▶ _DOCUMENT SEGMENT_:
--- start ---

I have this code in BeautifulSoup4
:
import glob
from bs4 import BeautifulSoup
# get all ccl_tags
# rearrange
# replace current ccl_tag with data replaced
# print to output file
def rearrange_xml(input_file, output_file, tag_ordering):
# Reading the data inside the xml
# file to a variable under the name
# data
with open(input_file, "r") as f:
data = f.read()
# Passing the stored data inside
# the beautifulsoup parser, storing
# the returned object
Bs_data = BeautifulSoup(data, "xml")
# Finding all instances of tag
# `ccl_tag` asign to "ccls"
ccls = Bs_data.find_all("ccl_tag")
# rearrange the ccl based on the given ordering
for ccl in ccls:
# declare new ccl
new_ccl = BeautifulSoup()
tags_to_rearrange = []
# find all tags in tag ordering which are also inside ccl
for tag_name in tag_ordering:
tags = ccl.find_all(tag_name)
tags_to_rearrange.extend(tags)
# find only the found tags to rearrage and apply to new ccl
for tag in tags_to_rearrange:
tag.extract()
# only add the tags specified
new_ccl.append(tag)
print(new_ccl)
# replace with doesn"t work?
ccl.replace_with(new_ccl)
print(Bs_data.find("ccl_tag"))
with open(output_file, "w") as file:
file.write(Bs_data.prettify())
# Get a list of XML files in the same directory
xml_files = glob.glob("*.xml")
tag_ordering = [
"date_tag",
"req_tag",
"req2_tag",
"req3_tag"
]
# Rearrange each XML file
for input_file in xml_files:
# don't include output_ files
if not input_file.startswith("output_"):
output_file = f"output_{input_file}"
rearrange_xml(input_file, output_file, tag_ordering)
which get's the xml files in current directory and creates a new xml file from the input file.
It then finds a tag, ccl_tag, and replaces that tag with the same tag only rearranged, and with specific tags included.
However, the code to replace the tag does not work. I can confirm by printing new_ccl that the values are correct, but does not copy properly.
What could be wrong?

--- end ---

▶ _SUPPLIED MATERIAL_:
--- start ---

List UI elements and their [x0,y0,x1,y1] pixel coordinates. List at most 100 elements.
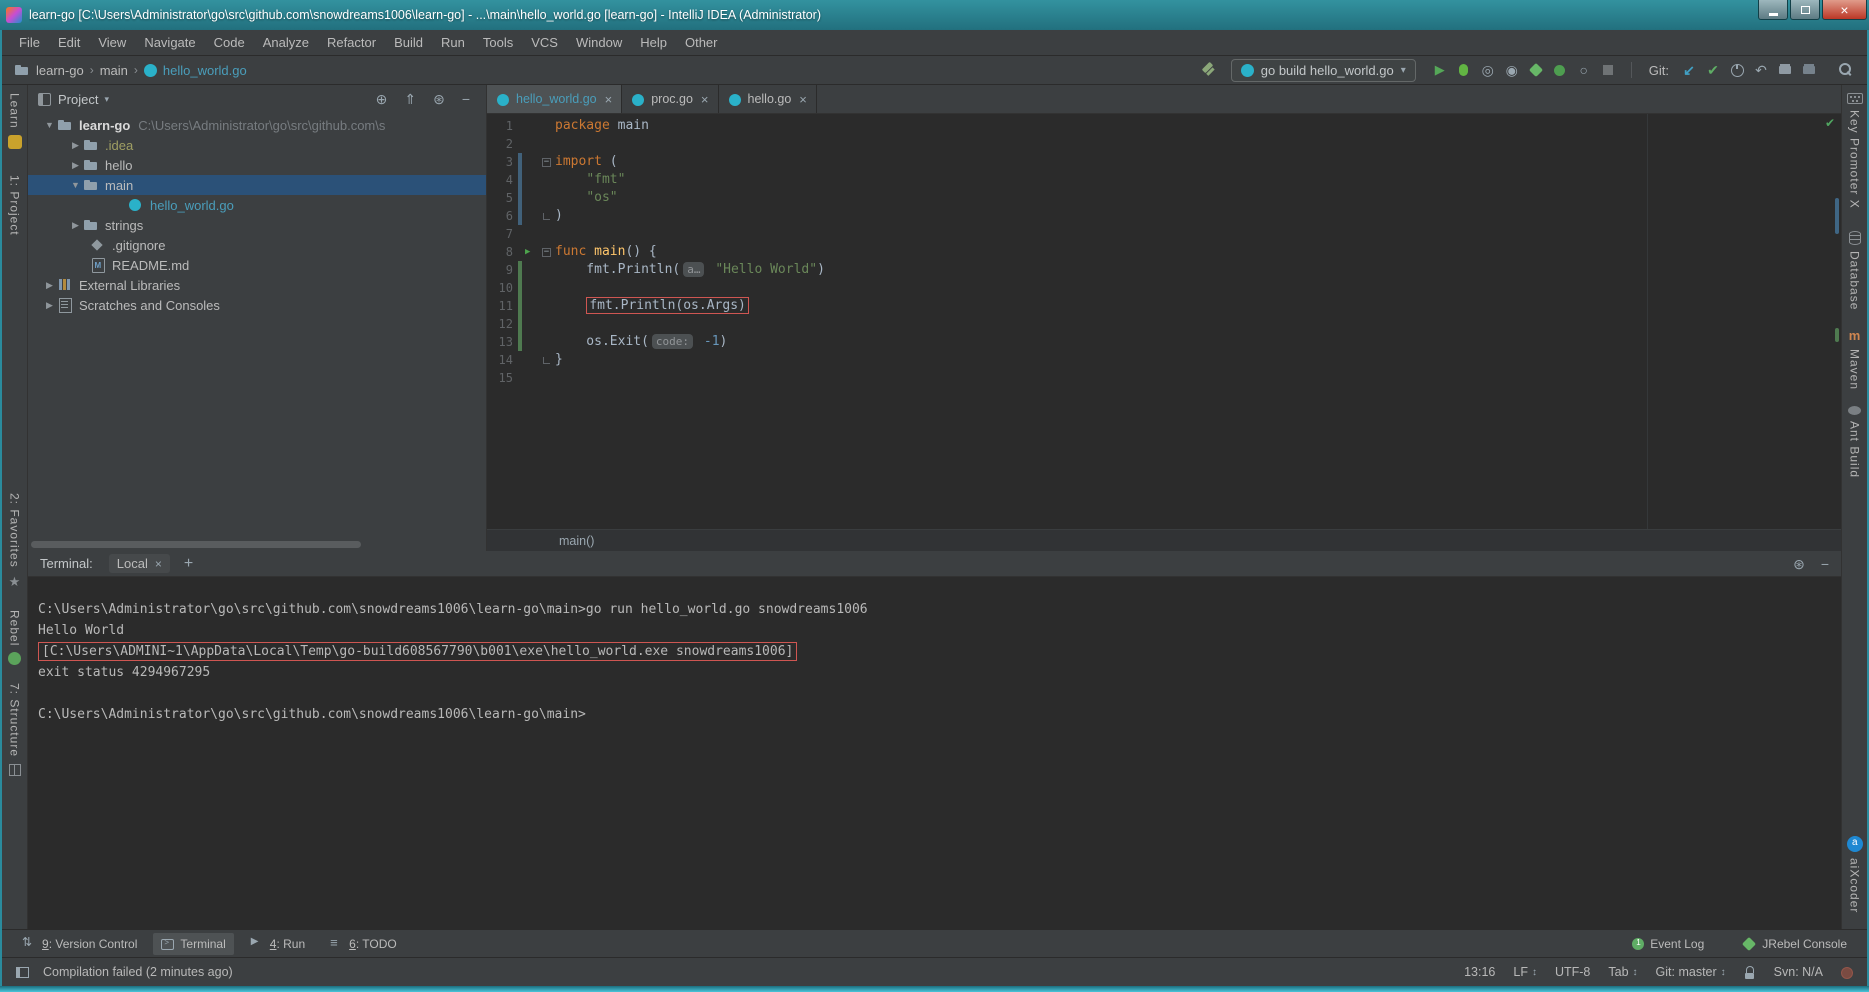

--- end ---

▶ _WHAT THIS EXERCISE ASKS_:
a – Reproduce the stretch of the BeautifulSoup post from "# find only" through "ccl.replace_with(new_ccl)".
b – In the BeautifulSoup post, what prefix does the code add to an input file's name to form its output file's name?

▶ _RESPONSE LIST_:
a –
# find only the found tags to rearrage and apply to new ccl
for tag in tags_to_rearrange:
tag.extract()
# only add the tags specified
new_ccl.append(tag)
print(new_ccl)
# replace with doesn"t work?
ccl.replace_with(new_ccl)

b – The prefix "output_".